= Supplied data =
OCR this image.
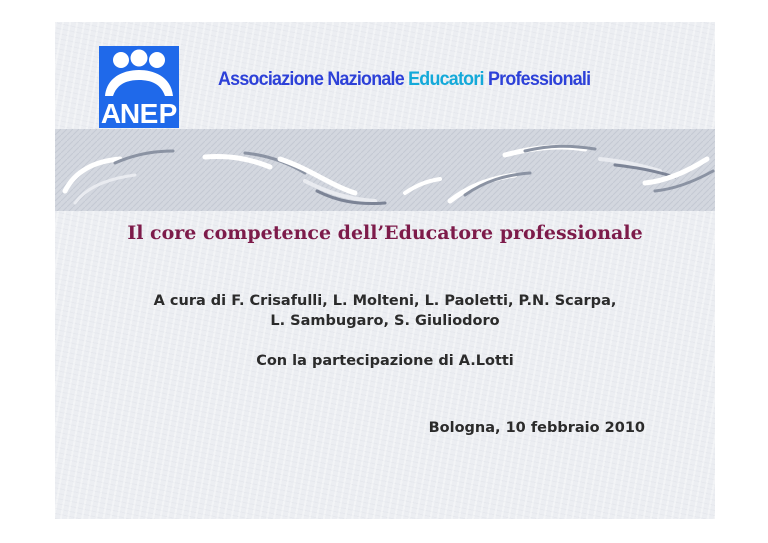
A
N E P
Associazione Nazionale Educatori Professionali
Il core competence dell’Educatore professionale
A cura di F. Crisafulli, L. Molteni, L. Paoletti, P.N. Scarpa,
L. Sambugaro, S. Giuliodoro
Con la partecipazione di A.Lotti
Bologna, 10 febbraio 2010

= Exercise prompt =
Give the entries again word for word, but skip the pictures.

= Exercise result =
OCR this image.
A
N E P
Associazione Nazionale Educatori Professionali
Il core competence dell’Educatore professionale
A cura di F. Crisafulli, L. Molteni, L. Paoletti, P.N. Scarpa,
L. Sambugaro, S. Giuliodoro
Con la partecipazione di A.Lotti
Bologna, 10 febbraio 2010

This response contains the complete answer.